-- Start of Material for this task --

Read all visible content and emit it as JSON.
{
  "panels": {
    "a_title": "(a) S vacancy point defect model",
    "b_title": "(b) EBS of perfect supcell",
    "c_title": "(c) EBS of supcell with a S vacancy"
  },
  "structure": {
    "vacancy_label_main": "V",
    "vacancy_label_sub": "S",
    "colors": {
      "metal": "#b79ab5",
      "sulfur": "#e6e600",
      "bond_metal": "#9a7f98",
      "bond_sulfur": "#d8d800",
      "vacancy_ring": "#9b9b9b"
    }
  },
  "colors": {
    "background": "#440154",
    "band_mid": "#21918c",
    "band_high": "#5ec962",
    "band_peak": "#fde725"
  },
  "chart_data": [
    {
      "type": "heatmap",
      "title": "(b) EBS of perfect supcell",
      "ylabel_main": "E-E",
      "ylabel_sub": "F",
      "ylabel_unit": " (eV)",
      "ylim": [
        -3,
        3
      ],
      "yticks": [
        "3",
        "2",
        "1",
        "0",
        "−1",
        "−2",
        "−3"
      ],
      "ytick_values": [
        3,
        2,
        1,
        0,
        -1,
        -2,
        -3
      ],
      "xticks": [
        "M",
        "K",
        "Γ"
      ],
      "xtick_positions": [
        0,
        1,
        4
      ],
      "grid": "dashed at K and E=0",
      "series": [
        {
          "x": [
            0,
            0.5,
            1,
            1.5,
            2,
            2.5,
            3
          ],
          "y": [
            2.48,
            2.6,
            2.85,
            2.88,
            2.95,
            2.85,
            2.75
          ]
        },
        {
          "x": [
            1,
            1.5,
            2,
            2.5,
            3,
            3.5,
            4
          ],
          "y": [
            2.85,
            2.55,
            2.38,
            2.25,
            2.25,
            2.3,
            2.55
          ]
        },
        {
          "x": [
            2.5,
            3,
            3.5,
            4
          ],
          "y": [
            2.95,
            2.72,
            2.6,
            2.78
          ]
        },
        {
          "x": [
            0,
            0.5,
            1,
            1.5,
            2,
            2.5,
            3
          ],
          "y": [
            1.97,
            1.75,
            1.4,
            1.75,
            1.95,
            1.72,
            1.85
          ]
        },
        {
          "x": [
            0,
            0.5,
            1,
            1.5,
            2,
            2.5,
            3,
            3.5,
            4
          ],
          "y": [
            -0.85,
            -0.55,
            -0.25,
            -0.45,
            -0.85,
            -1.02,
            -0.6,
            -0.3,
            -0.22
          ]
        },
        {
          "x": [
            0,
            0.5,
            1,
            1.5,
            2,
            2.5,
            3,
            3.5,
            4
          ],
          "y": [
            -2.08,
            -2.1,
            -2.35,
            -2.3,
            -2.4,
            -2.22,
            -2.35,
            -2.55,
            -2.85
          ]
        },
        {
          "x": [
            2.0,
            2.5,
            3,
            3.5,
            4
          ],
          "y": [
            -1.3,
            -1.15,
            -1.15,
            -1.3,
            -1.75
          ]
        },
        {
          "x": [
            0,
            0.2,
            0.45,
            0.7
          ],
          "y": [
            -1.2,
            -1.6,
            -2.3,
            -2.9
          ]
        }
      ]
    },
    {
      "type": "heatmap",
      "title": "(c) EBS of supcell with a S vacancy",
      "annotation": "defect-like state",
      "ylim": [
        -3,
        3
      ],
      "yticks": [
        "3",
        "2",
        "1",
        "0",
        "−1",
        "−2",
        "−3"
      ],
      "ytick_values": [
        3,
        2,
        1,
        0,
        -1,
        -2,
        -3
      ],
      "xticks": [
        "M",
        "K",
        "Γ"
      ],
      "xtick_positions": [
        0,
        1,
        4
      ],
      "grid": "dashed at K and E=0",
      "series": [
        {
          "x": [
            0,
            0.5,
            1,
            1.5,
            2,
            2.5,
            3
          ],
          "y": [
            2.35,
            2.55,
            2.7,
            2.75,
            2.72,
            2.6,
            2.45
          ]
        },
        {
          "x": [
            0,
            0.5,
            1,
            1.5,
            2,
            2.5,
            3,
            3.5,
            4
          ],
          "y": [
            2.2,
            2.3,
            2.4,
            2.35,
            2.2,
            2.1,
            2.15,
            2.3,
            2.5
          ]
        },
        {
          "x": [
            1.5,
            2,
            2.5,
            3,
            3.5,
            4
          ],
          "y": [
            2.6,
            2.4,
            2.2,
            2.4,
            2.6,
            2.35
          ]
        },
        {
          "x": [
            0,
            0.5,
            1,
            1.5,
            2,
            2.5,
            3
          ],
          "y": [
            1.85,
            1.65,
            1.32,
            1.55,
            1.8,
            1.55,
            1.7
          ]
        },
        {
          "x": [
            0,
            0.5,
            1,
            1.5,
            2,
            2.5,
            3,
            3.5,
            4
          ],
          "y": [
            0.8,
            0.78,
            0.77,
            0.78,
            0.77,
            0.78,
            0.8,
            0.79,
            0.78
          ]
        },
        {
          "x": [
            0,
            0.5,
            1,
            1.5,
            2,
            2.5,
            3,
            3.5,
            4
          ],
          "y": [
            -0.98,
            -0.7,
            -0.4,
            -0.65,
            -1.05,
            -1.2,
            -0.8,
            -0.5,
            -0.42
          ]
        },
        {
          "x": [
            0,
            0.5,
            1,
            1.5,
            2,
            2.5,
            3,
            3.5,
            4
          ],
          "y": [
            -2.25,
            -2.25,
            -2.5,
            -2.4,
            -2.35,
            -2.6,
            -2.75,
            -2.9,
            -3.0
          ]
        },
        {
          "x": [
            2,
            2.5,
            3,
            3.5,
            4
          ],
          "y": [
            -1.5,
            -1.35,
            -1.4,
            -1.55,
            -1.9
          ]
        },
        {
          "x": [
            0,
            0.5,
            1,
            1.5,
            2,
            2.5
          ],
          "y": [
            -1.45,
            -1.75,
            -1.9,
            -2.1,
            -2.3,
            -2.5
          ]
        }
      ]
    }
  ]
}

-- End of Material for this task --

Only the number is wanted: how many lines in the entries above contain the string "perfect"?

2